- Task statement: Print the entries below in their entirety, exactly as they are written.

== Excerpted records

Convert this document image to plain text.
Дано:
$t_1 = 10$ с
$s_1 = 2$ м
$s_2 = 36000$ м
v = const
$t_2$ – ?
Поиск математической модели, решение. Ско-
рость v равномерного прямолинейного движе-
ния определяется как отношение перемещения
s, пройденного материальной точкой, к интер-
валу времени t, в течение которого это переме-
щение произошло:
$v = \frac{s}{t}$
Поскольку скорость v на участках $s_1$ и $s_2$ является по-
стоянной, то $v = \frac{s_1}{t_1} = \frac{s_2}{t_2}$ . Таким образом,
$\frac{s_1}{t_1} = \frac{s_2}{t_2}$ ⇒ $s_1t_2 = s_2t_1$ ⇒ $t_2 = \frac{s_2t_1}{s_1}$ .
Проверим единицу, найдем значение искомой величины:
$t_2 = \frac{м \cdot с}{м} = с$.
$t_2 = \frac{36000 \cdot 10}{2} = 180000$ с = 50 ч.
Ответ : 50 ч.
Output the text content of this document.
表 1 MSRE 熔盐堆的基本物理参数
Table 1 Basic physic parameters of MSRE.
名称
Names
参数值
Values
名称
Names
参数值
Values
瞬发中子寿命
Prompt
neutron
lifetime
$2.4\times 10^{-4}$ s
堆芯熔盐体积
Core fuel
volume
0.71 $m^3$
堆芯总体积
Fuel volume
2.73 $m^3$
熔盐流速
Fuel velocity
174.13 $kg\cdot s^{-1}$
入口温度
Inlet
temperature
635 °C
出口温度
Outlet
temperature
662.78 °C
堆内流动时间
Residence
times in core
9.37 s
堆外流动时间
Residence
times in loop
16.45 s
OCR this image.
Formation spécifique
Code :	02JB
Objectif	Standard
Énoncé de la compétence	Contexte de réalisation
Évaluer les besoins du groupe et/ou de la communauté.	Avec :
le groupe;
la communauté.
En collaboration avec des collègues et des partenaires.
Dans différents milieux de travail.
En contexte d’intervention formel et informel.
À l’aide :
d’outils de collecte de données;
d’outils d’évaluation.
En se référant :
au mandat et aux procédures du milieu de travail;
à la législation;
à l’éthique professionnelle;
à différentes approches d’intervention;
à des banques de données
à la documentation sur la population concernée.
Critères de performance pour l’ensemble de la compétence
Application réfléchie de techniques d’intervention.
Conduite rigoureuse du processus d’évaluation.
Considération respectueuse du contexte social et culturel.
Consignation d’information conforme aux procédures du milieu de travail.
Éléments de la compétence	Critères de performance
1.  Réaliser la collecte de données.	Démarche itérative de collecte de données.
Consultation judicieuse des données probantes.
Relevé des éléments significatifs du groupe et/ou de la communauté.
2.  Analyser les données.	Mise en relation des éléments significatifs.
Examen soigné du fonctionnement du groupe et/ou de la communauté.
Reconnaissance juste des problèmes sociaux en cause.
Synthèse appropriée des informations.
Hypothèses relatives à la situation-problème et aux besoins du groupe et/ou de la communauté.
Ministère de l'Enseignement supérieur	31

====

- Response below:
Convert this document image to plain text.
Дано:
$t_1 = 10$ с
$s_1 = 2$ м
$s_2 = 36000$ м
v = const
$t_2$ – ?
Поиск математической модели, решение. Ско-
рость v равномерного прямолинейного движе-
ния определяется как отношение перемещения
s, пройденного материальной точкой, к интер-
валу времени t, в течение которого это переме-
щение произошло:
$v = \frac{s}{t}$
Поскольку скорость v на участках $s_1$ и $s_2$ является по-
стоянной, то $v = \frac{s_1}{t_1} = \frac{s_2}{t_2}$ . Таким образом,
$\frac{s_1}{t_1} = \frac{s_2}{t_2}$ ⇒ $s_1t_2 = s_2t_1$ ⇒ $t_2 = \frac{s_2t_1}{s_1}$ .
Проверим единицу, найдем значение искомой величины:
$t_2 = \frac{м \cdot с}{м} = с$.
$t_2 = \frac{36000 \cdot 10}{2} = 180000$ с = 50 ч.
Ответ : 50 ч.
Output the text content of this document.
表 1 MSRE 熔盐堆的基本物理参数
Table 1 Basic physic parameters of MSRE.
名称
Names
参数值
Values
名称
Names
参数值
Values
瞬发中子寿命
Prompt
neutron
lifetime
$2.4\times 10^{-4}$ s
堆芯熔盐体积
Core fuel
volume
0.71 $m^3$
堆芯总体积
Fuel volume
2.73 $m^3$
熔盐流速
Fuel velocity
174.13 $kg\cdot s^{-1}$
入口温度
Inlet
temperature
635 °C
出口温度
Outlet
temperature
662.78 °C
堆内流动时间
Residence
times in core
9.37 s
堆外流动时间
Residence
times in loop
16.45 s
OCR this image.
Formation spécifique
Code :	02JB
Objectif	Standard
Énoncé de la compétence	Contexte de réalisation
Évaluer les besoins du groupe et/ou de la communauté.	Avec :
le groupe;
la communauté.
En collaboration avec des collègues et des partenaires.
Dans différents milieux de travail.
En contexte d’intervention formel et informel.
À l’aide :
d’outils de collecte de données;
d’outils d’évaluation.
En se référant :
au mandat et aux procédures du milieu de travail;
à la législation;
à l’éthique professionnelle;
à différentes approches d’intervention;
à des banques de données
à la documentation sur la population concernée.
Critères de performance pour l’ensemble de la compétence
Application réfléchie de techniques d’intervention.
Conduite rigoureuse du processus d’évaluation.
Considération respectueuse du contexte social et culturel.
Consignation d’information conforme aux procédures du milieu de travail.
Éléments de la compétence	Critères de performance
1.  Réaliser la collecte de données.	Démarche itérative de collecte de données.
Consultation judicieuse des données probantes.
Relevé des éléments significatifs du groupe et/ou de la communauté.
2.  Analyser les données.	Mise en relation des éléments significatifs.
Examen soigné du fonctionnement du groupe et/ou de la communauté.
Reconnaissance juste des problèmes sociaux en cause.
Synthèse appropriée des informations.
Hypothèses relatives à la situation-problème et aux besoins du groupe et/ou de la communauté.
Ministère de l'Enseignement supérieur	31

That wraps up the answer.